-- Begin Record list --

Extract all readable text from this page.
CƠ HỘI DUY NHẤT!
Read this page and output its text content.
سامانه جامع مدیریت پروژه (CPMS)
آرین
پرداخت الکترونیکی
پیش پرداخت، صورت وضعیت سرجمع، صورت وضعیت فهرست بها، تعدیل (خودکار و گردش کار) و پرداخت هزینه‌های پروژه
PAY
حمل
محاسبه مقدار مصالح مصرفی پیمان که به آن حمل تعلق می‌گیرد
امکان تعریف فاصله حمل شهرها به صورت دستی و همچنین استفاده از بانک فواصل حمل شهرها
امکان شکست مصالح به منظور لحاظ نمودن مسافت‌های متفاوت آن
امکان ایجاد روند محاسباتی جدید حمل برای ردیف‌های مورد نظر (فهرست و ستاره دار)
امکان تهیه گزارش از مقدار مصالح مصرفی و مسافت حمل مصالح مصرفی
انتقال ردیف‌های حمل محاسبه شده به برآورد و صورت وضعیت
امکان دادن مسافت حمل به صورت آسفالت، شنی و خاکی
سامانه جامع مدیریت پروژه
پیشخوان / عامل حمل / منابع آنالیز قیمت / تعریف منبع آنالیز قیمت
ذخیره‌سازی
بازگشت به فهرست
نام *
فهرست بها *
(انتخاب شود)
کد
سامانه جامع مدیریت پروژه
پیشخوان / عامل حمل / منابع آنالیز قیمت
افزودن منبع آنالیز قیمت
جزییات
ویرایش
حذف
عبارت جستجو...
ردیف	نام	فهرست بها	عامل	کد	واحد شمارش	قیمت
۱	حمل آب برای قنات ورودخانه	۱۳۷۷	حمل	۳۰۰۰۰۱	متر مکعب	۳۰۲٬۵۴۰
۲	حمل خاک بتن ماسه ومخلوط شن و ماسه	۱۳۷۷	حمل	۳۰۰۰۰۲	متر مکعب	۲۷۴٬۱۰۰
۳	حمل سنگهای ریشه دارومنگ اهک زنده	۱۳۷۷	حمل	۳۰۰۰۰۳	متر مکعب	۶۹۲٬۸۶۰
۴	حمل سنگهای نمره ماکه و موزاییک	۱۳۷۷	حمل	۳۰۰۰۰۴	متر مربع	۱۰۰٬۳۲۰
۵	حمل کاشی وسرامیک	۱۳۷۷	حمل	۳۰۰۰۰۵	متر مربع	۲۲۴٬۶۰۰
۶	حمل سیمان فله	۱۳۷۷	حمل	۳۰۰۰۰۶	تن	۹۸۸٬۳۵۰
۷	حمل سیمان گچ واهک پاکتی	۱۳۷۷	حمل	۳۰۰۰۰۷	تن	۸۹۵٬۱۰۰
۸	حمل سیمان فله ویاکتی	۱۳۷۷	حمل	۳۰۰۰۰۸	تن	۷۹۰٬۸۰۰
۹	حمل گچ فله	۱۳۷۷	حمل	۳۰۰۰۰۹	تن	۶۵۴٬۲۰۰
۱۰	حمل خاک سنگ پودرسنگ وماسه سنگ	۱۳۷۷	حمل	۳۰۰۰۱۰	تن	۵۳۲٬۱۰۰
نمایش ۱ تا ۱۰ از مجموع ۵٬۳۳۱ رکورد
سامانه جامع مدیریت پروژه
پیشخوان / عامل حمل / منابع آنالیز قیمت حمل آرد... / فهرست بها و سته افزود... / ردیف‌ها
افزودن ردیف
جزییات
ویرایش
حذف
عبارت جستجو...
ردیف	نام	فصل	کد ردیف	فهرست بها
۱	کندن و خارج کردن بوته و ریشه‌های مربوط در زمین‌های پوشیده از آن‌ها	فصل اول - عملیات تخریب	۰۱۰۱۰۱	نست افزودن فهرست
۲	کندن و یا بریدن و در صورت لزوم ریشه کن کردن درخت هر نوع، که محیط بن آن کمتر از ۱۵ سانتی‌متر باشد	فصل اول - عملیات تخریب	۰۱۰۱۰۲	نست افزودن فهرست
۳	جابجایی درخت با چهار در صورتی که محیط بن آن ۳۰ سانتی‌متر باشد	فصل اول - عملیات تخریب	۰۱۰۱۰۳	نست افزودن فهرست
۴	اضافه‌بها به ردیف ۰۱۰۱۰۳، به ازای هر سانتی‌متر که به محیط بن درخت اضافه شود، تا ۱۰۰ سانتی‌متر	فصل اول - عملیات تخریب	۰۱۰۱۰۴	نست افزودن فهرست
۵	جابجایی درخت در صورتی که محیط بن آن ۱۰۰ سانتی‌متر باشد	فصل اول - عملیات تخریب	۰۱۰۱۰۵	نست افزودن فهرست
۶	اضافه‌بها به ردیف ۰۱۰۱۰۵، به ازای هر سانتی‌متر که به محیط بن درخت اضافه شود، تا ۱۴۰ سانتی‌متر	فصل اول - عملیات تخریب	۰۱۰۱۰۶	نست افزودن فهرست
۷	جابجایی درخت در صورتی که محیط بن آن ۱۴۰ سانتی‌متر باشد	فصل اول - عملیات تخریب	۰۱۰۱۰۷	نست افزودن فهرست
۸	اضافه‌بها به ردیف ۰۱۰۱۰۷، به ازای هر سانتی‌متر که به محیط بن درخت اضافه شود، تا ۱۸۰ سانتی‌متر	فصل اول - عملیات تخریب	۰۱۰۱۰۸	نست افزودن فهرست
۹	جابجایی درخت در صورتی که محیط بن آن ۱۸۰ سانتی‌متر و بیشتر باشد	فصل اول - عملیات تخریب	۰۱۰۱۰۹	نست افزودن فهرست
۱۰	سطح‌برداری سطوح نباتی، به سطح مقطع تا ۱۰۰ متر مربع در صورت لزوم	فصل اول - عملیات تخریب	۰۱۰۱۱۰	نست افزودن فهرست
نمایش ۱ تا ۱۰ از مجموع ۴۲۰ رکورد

-- End Record list --

> **Goal**: Pick out the lines containing the word "پیشخوان" and show them.

> **Solution for this problem**:
پیشخوان / عامل حمل / منابع آنالیز قیمت / تعریف منبع آنالیز قیمت
پیشخوان / عامل حمل / منابع آنالیز قیمت
پیشخوان / عامل حمل / منابع آنالیز قیمت حمل آرد... / فهرست بها و سته افزود... / ردیف‌ها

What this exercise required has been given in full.